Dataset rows

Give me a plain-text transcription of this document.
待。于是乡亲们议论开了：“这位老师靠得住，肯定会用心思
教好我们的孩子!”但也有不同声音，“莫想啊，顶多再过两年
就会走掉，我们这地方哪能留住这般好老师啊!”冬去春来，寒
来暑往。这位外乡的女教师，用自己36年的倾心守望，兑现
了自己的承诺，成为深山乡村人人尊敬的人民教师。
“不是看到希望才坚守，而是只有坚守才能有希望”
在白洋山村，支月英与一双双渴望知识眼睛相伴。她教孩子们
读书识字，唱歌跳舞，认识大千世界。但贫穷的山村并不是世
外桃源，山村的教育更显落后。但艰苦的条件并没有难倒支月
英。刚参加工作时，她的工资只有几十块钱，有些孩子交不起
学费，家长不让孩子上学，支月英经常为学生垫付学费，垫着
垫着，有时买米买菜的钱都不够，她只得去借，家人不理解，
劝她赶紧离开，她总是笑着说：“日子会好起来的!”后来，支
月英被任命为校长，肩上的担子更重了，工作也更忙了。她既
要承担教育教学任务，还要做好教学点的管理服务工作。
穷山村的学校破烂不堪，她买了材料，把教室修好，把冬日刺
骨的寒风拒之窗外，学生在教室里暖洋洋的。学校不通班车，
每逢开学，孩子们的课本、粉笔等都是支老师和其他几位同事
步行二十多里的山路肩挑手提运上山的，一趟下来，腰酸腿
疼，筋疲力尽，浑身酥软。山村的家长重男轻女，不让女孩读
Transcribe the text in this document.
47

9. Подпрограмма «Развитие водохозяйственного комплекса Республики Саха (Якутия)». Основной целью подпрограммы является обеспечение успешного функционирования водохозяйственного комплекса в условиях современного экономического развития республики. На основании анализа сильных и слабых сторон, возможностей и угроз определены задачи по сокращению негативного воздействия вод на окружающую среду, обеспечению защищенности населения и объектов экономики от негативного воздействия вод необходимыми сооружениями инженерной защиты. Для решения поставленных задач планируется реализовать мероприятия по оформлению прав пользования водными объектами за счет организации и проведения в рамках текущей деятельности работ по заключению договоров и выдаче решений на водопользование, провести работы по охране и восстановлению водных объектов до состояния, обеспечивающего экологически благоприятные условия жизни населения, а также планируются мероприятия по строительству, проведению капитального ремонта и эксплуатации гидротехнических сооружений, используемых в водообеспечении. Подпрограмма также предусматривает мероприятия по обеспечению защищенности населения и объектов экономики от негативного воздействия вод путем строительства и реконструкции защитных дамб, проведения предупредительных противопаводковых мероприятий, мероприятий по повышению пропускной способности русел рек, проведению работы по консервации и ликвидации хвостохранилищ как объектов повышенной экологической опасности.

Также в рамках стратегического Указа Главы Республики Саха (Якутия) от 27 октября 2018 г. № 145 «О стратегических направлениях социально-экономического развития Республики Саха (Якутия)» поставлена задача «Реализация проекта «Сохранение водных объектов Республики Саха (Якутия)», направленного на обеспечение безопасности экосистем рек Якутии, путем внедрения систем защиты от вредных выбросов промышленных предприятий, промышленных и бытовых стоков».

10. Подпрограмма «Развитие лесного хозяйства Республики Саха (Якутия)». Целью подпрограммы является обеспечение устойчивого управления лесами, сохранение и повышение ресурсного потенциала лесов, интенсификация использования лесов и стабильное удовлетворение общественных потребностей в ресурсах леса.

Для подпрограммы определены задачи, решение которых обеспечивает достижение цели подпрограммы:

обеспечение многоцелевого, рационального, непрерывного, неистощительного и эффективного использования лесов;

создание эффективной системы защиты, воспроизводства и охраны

Directions for this task: Restate each entry exactly, skipping none.

Task result:
Give me a plain-text transcription of this document.
待。于是乡亲们议论开了：“这位老师靠得住，肯定会用心思
教好我们的孩子!”但也有不同声音，“莫想啊，顶多再过两年
就会走掉，我们这地方哪能留住这般好老师啊!”冬去春来，寒
来暑往。这位外乡的女教师，用自己36年的倾心守望，兑现
了自己的承诺，成为深山乡村人人尊敬的人民教师。
“不是看到希望才坚守，而是只有坚守才能有希望”
在白洋山村，支月英与一双双渴望知识眼睛相伴。她教孩子们
读书识字，唱歌跳舞，认识大千世界。但贫穷的山村并不是世
外桃源，山村的教育更显落后。但艰苦的条件并没有难倒支月
英。刚参加工作时，她的工资只有几十块钱，有些孩子交不起
学费，家长不让孩子上学，支月英经常为学生垫付学费，垫着
垫着，有时买米买菜的钱都不够，她只得去借，家人不理解，
劝她赶紧离开，她总是笑着说：“日子会好起来的!”后来，支
月英被任命为校长，肩上的担子更重了，工作也更忙了。她既
要承担教育教学任务，还要做好教学点的管理服务工作。
穷山村的学校破烂不堪，她买了材料，把教室修好，把冬日刺
骨的寒风拒之窗外，学生在教室里暖洋洋的。学校不通班车，
每逢开学，孩子们的课本、粉笔等都是支老师和其他几位同事
步行二十多里的山路肩挑手提运上山的，一趟下来，腰酸腿
疼，筋疲力尽，浑身酥软。山村的家长重男轻女，不让女孩读
Transcribe the text in this document.
47

9. Подпрограмма «Развитие водохозяйственного комплекса Республики Саха (Якутия)». Основной целью подпрограммы является обеспечение успешного функционирования водохозяйственного комплекса в условиях современного экономического развития республики. На основании анализа сильных и слабых сторон, возможностей и угроз определены задачи по сокращению негативного воздействия вод на окружающую среду, обеспечению защищенности населения и объектов экономики от негативного воздействия вод необходимыми сооружениями инженерной защиты. Для решения поставленных задач планируется реализовать мероприятия по оформлению прав пользования водными объектами за счет организации и проведения в рамках текущей деятельности работ по заключению договоров и выдаче решений на водопользование, провести работы по охране и восстановлению водных объектов до состояния, обеспечивающего экологически благоприятные условия жизни населения, а также планируются мероприятия по строительству, проведению капитального ремонта и эксплуатации гидротехнических сооружений, используемых в водообеспечении. Подпрограмма также предусматривает мероприятия по обеспечению защищенности населения и объектов экономики от негативного воздействия вод путем строительства и реконструкции защитных дамб, проведения предупредительных противопаводковых мероприятий, мероприятий по повышению пропускной способности русел рек, проведению работы по консервации и ликвидации хвостохранилищ как объектов повышенной экологической опасности.

Также в рамках стратегического Указа Главы Республики Саха (Якутия) от 27 октября 2018 г. № 145 «О стратегических направлениях социально-экономического развития Республики Саха (Якутия)» поставлена задача «Реализация проекта «Сохранение водных объектов Республики Саха (Якутия)», направленного на обеспечение безопасности экосистем рек Якутии, путем внедрения систем защиты от вредных выбросов промышленных предприятий, промышленных и бытовых стоков».

10. Подпрограмма «Развитие лесного хозяйства Республики Саха (Якутия)». Целью подпрограммы является обеспечение устойчивого управления лесами, сохранение и повышение ресурсного потенциала лесов, интенсификация использования лесов и стабильное удовлетворение общественных потребностей в ресурсах леса.

Для подпрограммы определены задачи, решение которых обеспечивает достижение цели подпрограммы:

обеспечение многоцелевого, рационального, непрерывного, неистощительного и эффективного использования лесов;

создание эффективной системы защиты, воспроизводства и охраны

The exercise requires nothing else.